----- The records

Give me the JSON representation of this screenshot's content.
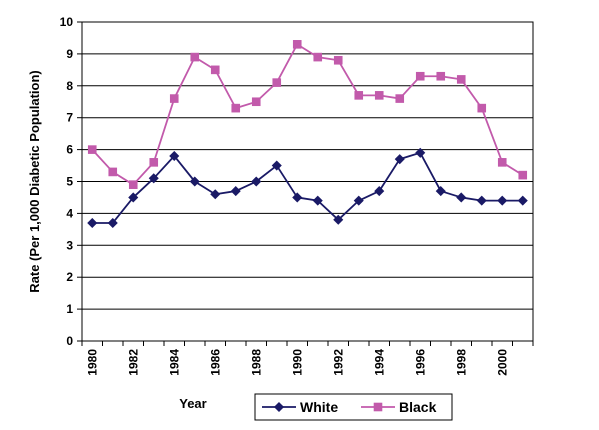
{
  "chart_data": {
    "type": "line",
    "title": "",
    "xlabel": "Year",
    "ylabel": "Rate (Per 1,000 Diabetic Population)",
    "ylim": [
      0,
      10
    ],
    "yticks": [
      0,
      1,
      2,
      3,
      4,
      5,
      6,
      7,
      8,
      9,
      10
    ],
    "x": [
      1980,
      1981,
      1982,
      1983,
      1984,
      1985,
      1986,
      1987,
      1988,
      1989,
      1990,
      1991,
      1992,
      1993,
      1994,
      1995,
      1996,
      1997,
      1998,
      1999,
      2000,
      2001
    ],
    "xticks": [
      1980,
      1982,
      1984,
      1986,
      1988,
      1990,
      1992,
      1994,
      1996,
      1998,
      2000
    ],
    "grid": "horizontal",
    "legend_position": "bottom",
    "series": [
      {
        "name": "White",
        "color": "#1a1a66",
        "marker": "diamond",
        "values": [
          3.7,
          3.7,
          4.5,
          5.1,
          5.8,
          5.0,
          4.6,
          4.7,
          5.0,
          5.5,
          4.5,
          4.4,
          3.8,
          4.4,
          4.7,
          5.7,
          5.9,
          4.7,
          4.5,
          4.4,
          4.4,
          4.4
        ]
      },
      {
        "name": "Black",
        "color": "#c25aab",
        "marker": "square",
        "values": [
          6.0,
          5.3,
          4.9,
          5.6,
          7.6,
          8.9,
          8.5,
          7.3,
          7.5,
          8.1,
          9.3,
          8.9,
          8.8,
          7.7,
          7.7,
          7.6,
          8.3,
          8.3,
          8.2,
          7.3,
          5.6,
          5.2
        ]
      }
    ]
  }
}
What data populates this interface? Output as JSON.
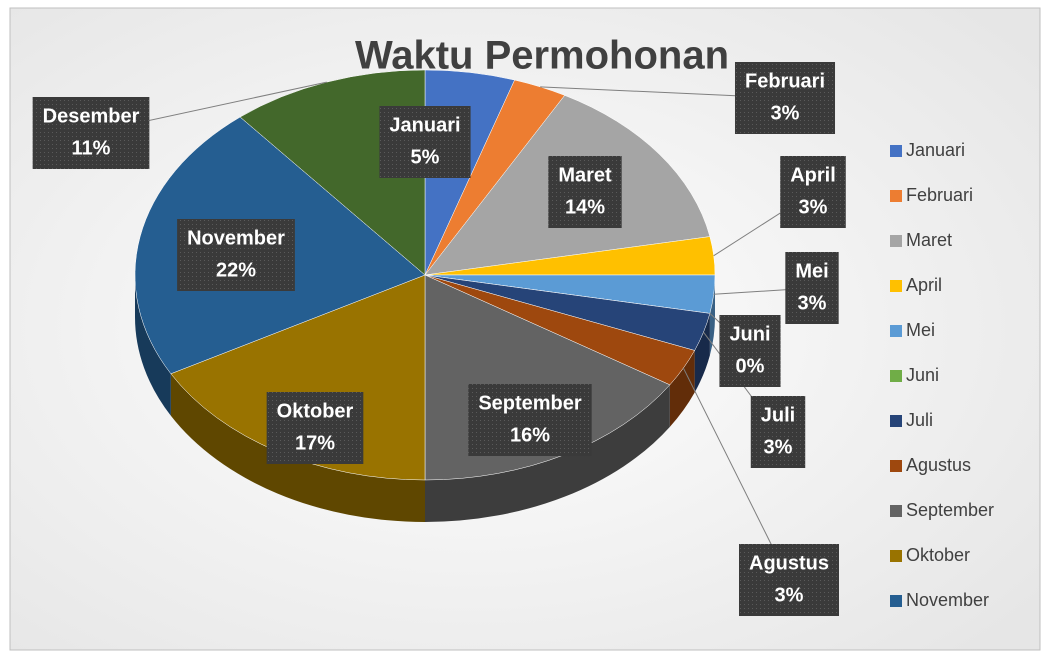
{
  "chart_data": {
    "type": "pie",
    "title": "Waktu Permohonan",
    "categories": [
      "Januari",
      "Februari",
      "Maret",
      "April",
      "Mei",
      "Juni",
      "Juli",
      "Agustus",
      "September",
      "Oktober",
      "November",
      "Desember"
    ],
    "values": [
      5,
      3,
      14,
      3,
      3,
      0,
      3,
      3,
      16,
      17,
      22,
      11
    ],
    "value_labels": [
      "5%",
      "3%",
      "14%",
      "3%",
      "3%",
      "0%",
      "3%",
      "3%",
      "16%",
      "17%",
      "22%",
      "11%"
    ],
    "colors": [
      "#4472c4",
      "#ed7d31",
      "#a5a5a5",
      "#ffc000",
      "#5b9bd5",
      "#70ad47",
      "#264478",
      "#9e480e",
      "#636363",
      "#997300",
      "#255e91",
      "#43682b"
    ]
  }
}
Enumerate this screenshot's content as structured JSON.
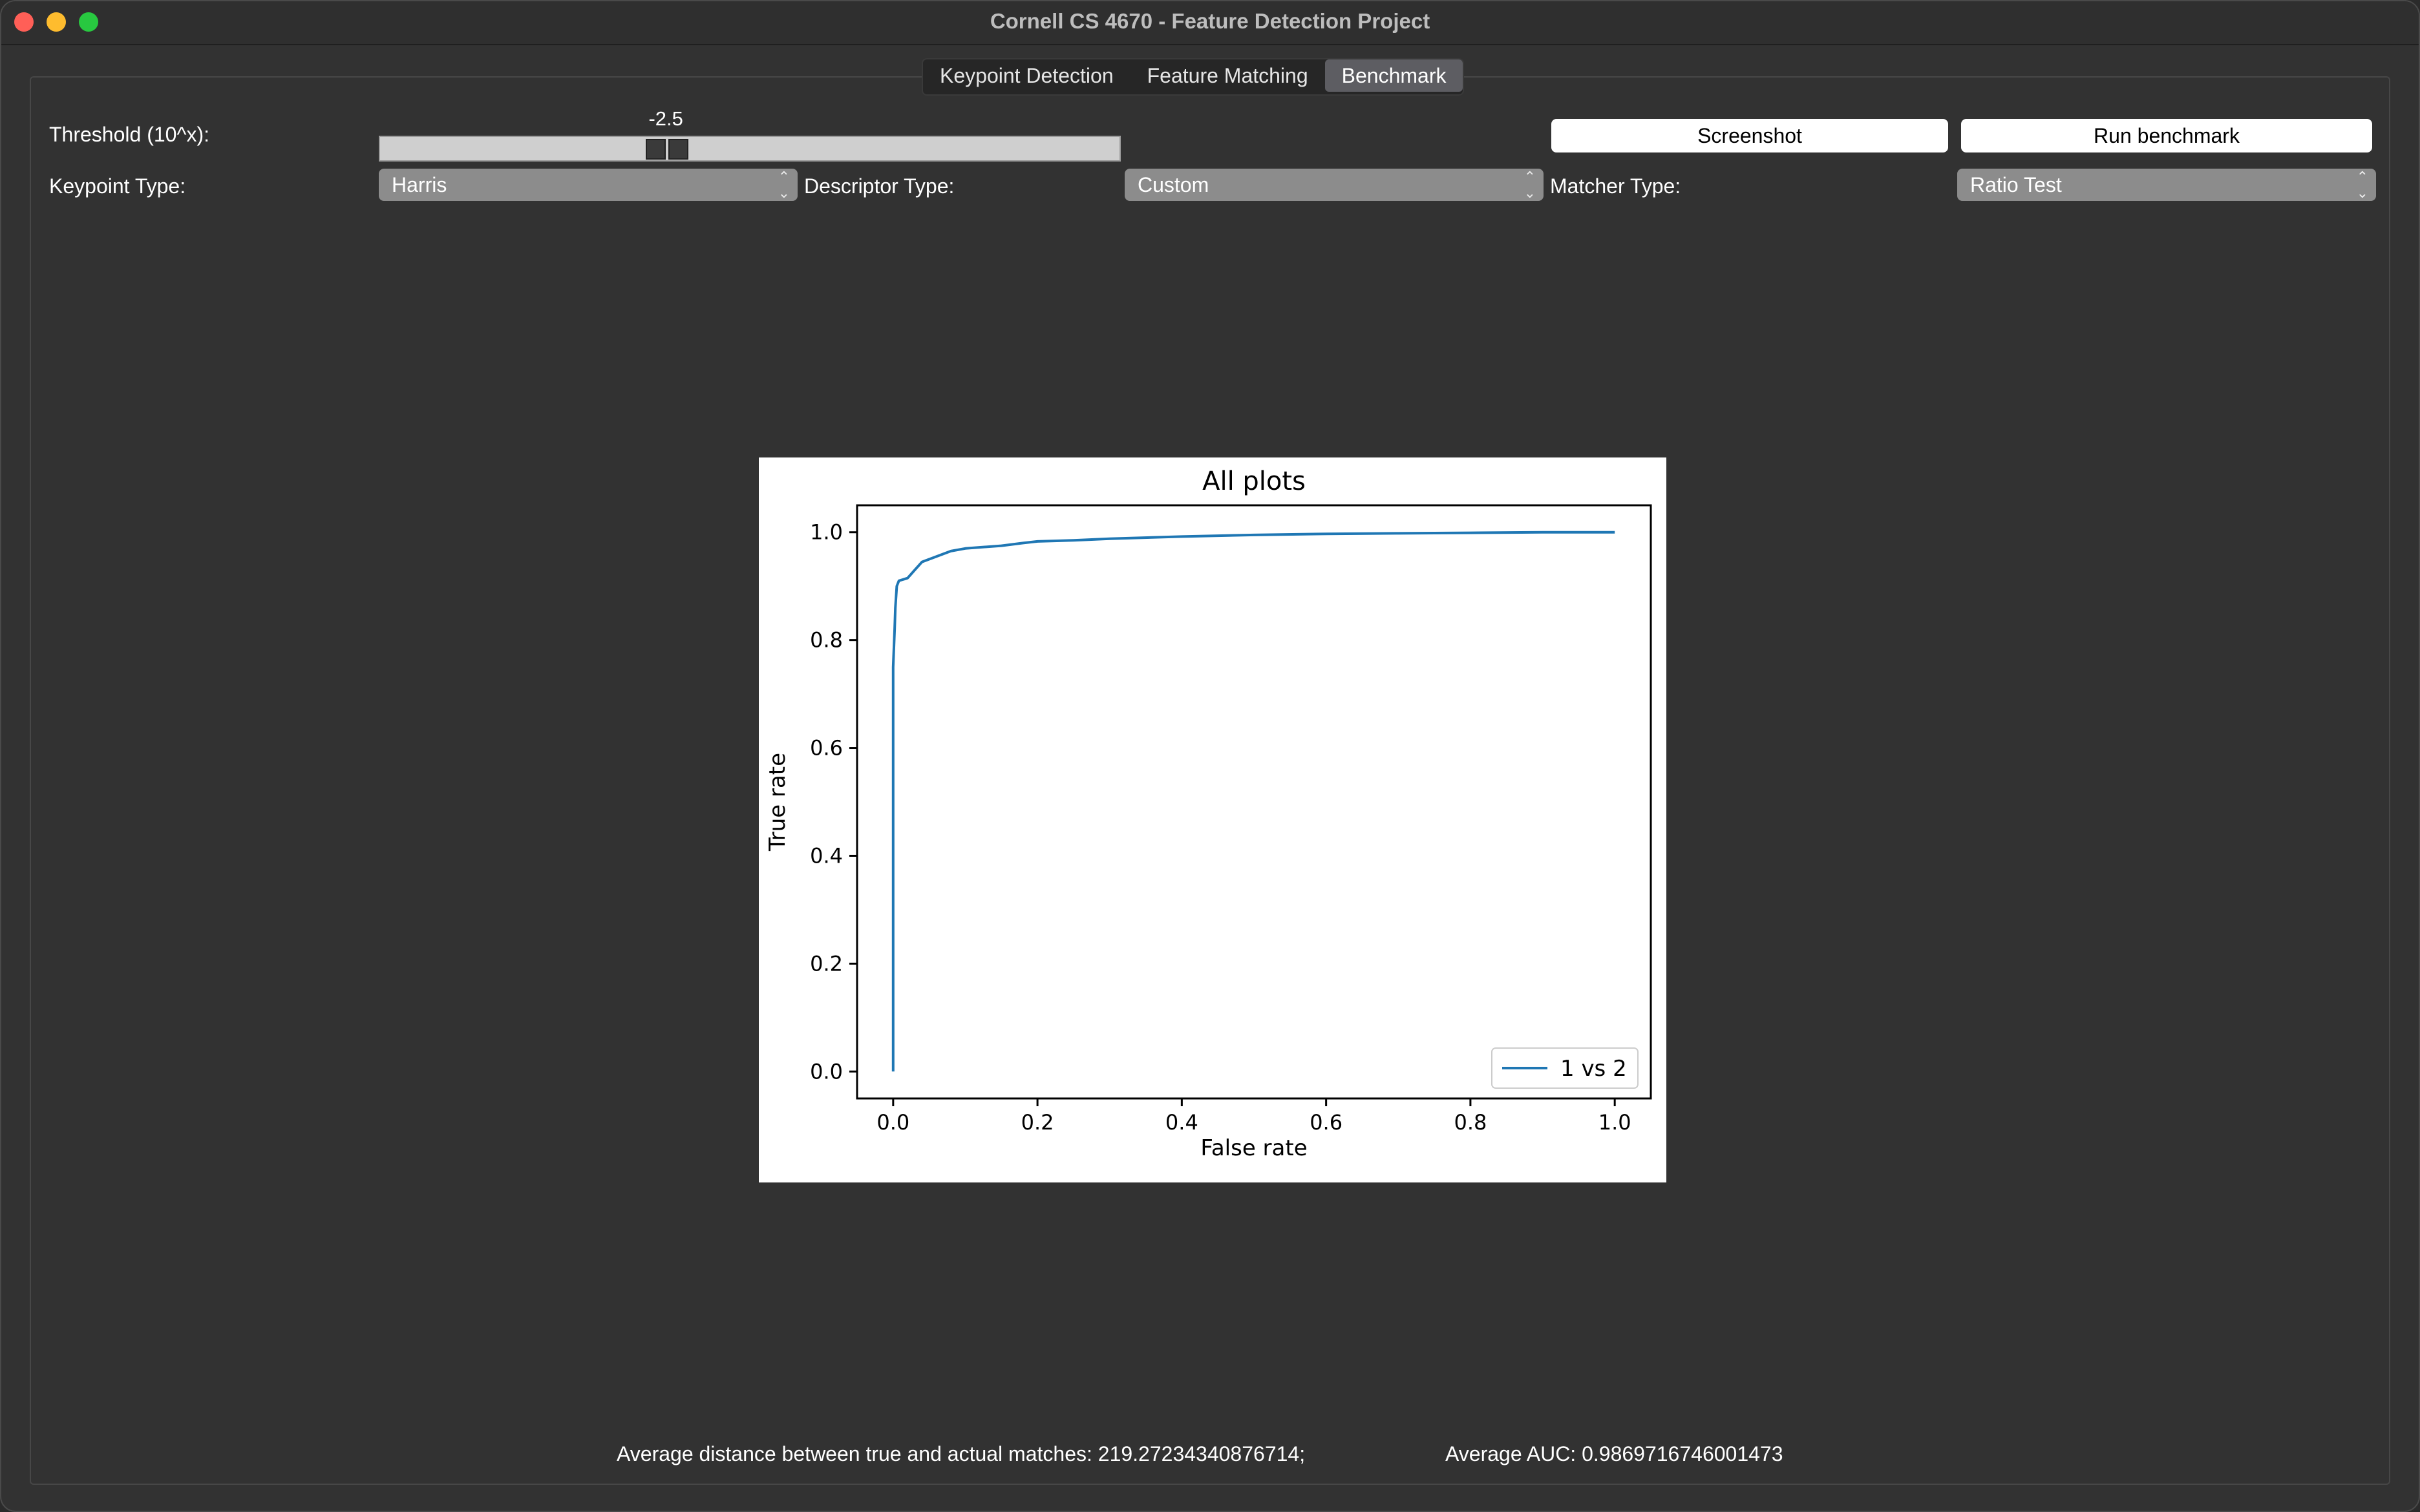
{
  "window": {
    "title": "Cornell CS 4670 - Feature Detection Project"
  },
  "tabs": [
    {
      "label": "Keypoint Detection",
      "active": false
    },
    {
      "label": "Feature Matching",
      "active": false
    },
    {
      "label": "Benchmark",
      "active": true
    }
  ],
  "controls": {
    "threshold_label": "Threshold (10^x):",
    "threshold_value": "-2.5",
    "threshold_fraction": 0.38,
    "screenshot_label": "Screenshot",
    "run_benchmark_label": "Run benchmark",
    "keypoint_type_label": "Keypoint Type:",
    "keypoint_type_value": "Harris",
    "descriptor_type_label": "Descriptor Type:",
    "descriptor_type_value": "Custom",
    "matcher_type_label": "Matcher Type:",
    "matcher_type_value": "Ratio Test"
  },
  "chart_data": {
    "type": "line",
    "title": "All plots",
    "xlabel": "False rate",
    "ylabel": "True rate",
    "xlim": [
      -0.05,
      1.05
    ],
    "ylim": [
      -0.05,
      1.05
    ],
    "xticks": [
      "0.0",
      "0.2",
      "0.4",
      "0.6",
      "0.8",
      "1.0"
    ],
    "yticks": [
      "0.0",
      "0.2",
      "0.4",
      "0.6",
      "0.8",
      "1.0"
    ],
    "grid": false,
    "legend_position": "lower-right",
    "series": [
      {
        "name": "1 vs 2",
        "color": "#1f77b4",
        "x": [
          0.0,
          0.0,
          0.002,
          0.003,
          0.005,
          0.008,
          0.02,
          0.03,
          0.04,
          0.06,
          0.08,
          0.1,
          0.15,
          0.18,
          0.2,
          0.25,
          0.3,
          0.4,
          0.5,
          0.6,
          0.7,
          0.8,
          0.9,
          1.0
        ],
        "y": [
          0.0,
          0.75,
          0.82,
          0.86,
          0.9,
          0.91,
          0.915,
          0.93,
          0.945,
          0.955,
          0.965,
          0.97,
          0.975,
          0.98,
          0.983,
          0.985,
          0.988,
          0.992,
          0.995,
          0.997,
          0.998,
          0.999,
          1.0,
          1.0
        ]
      }
    ]
  },
  "footer": {
    "avg_distance": "Average distance between true and actual matches: 219.27234340876714;",
    "avg_auc": "Average AUC: 0.9869716746001473"
  }
}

----------

Pictures are to be left out; repeat all the remaining data exactly.

Give me the JSON representation of this screenshot's content.
{
  "chart_data": {
    "type": "line",
    "title": "",
    "xlabel": "Year",
    "ylabel": "Rate (Per 1,000 Diabetic Population)",
    "ylim": [
      0,
      10
    ],
    "yticks": [
      0,
      1,
      2,
      3,
      4,
      5,
      6,
      7,
      8,
      9,
      10
    ],
    "x": [
      1980,
      1981,
      1982,
      1983,
      1984,
      1985,
      1986,
      1987,
      1988,
      1989,
      1990,
      1991,
      1992,
      1993,
      1994,
      1995,
      1996,
      1997,
      1998,
      1999,
      2000,
      2001
    ],
    "xticks": [
      1980,
      1982,
      1984,
      1986,
      1988,
      1990,
      1992,
      1994,
      1996,
      1998,
      2000
    ],
    "grid": "horizontal",
    "legend_position": "bottom",
    "series": [
      {
        "name": "White",
        "color": "#1a1a66",
        "marker": "diamond",
        "values": [
          3.7,
          3.7,
          4.5,
          5.1,
          5.8,
          5.0,
          4.6,
          4.7,
          5.0,
          5.5,
          4.5,
          4.4,
          3.8,
          4.4,
          4.7,
          5.7,
          5.9,
          4.7,
          4.5,
          4.4,
          4.4,
          4.4
        ]
      },
      {
        "name": "Black",
        "color": "#c25aab",
        "marker": "square",
        "values": [
          6.0,
          5.3,
          4.9,
          5.6,
          7.6,
          8.9,
          8.5,
          7.3,
          7.5,
          8.1,
          9.3,
          8.9,
          8.8,
          7.7,
          7.7,
          7.6,
          8.3,
          8.3,
          8.2,
          7.3,
          5.6,
          5.2
        ]
      }
    ]
  }
}
What data populates this interface? Output as JSON.
{
  "chart_data": {
    "type": "pie",
    "title": "Waktu Permohonan",
    "categories": [
      "Januari",
      "Februari",
      "Maret",
      "April",
      "Mei",
      "Juni",
      "Juli",
      "Agustus",
      "September",
      "Oktober",
      "November",
      "Desember"
    ],
    "values": [
      5,
      3,
      14,
      3,
      3,
      0,
      3,
      3,
      16,
      17,
      22,
      11
    ],
    "value_labels": [
      "5%",
      "3%",
      "14%",
      "3%",
      "3%",
      "0%",
      "3%",
      "3%",
      "16%",
      "17%",
      "22%",
      "11%"
    ],
    "colors": [
      "#4472c4",
      "#ed7d31",
      "#a5a5a5",
      "#ffc000",
      "#5b9bd5",
      "#70ad47",
      "#264478",
      "#9e480e",
      "#636363",
      "#997300",
      "#255e91",
      "#43682b"
    ]
  }
}
Enumerate this screenshot's content as structured JSON.
{
  "window": {
    "title": "Cornell CS 4670 - Feature Detection Project"
  },
  "tabs": [
    {
      "label": "Keypoint Detection",
      "active": false
    },
    {
      "label": "Feature Matching",
      "active": false
    },
    {
      "label": "Benchmark",
      "active": true
    }
  ],
  "controls": {
    "threshold_label": "Threshold (10^x):",
    "threshold_value": "-2.5",
    "threshold_fraction": 0.38,
    "screenshot_label": "Screenshot",
    "run_benchmark_label": "Run benchmark",
    "keypoint_type_label": "Keypoint Type:",
    "keypoint_type_value": "Harris",
    "descriptor_type_label": "Descriptor Type:",
    "descriptor_type_value": "Custom",
    "matcher_type_label": "Matcher Type:",
    "matcher_type_value": "Ratio Test"
  },
  "chart_data": {
    "type": "line",
    "title": "All plots",
    "xlabel": "False rate",
    "ylabel": "True rate",
    "xlim": [
      -0.05,
      1.05
    ],
    "ylim": [
      -0.05,
      1.05
    ],
    "xticks": [
      "0.0",
      "0.2",
      "0.4",
      "0.6",
      "0.8",
      "1.0"
    ],
    "yticks": [
      "0.0",
      "0.2",
      "0.4",
      "0.6",
      "0.8",
      "1.0"
    ],
    "grid": false,
    "legend_position": "lower-right",
    "series": [
      {
        "name": "1 vs 2",
        "color": "#1f77b4",
        "x": [
          0.0,
          0.0,
          0.002,
          0.003,
          0.005,
          0.008,
          0.02,
          0.03,
          0.04,
          0.06,
          0.08,
          0.1,
          0.15,
          0.18,
          0.2,
          0.25,
          0.3,
          0.4,
          0.5,
          0.6,
          0.7,
          0.8,
          0.9,
          1.0
        ],
        "y": [
          0.0,
          0.75,
          0.82,
          0.86,
          0.9,
          0.91,
          0.915,
          0.93,
          0.945,
          0.955,
          0.965,
          0.97,
          0.975,
          0.98,
          0.983,
          0.985,
          0.988,
          0.992,
          0.995,
          0.997,
          0.998,
          0.999,
          1.0,
          1.0
        ]
      }
    ]
  },
  "footer": {
    "avg_distance": "Average distance between true and actual matches: 219.27234340876714;",
    "avg_auc": "Average AUC: 0.9869716746001473"
  }
}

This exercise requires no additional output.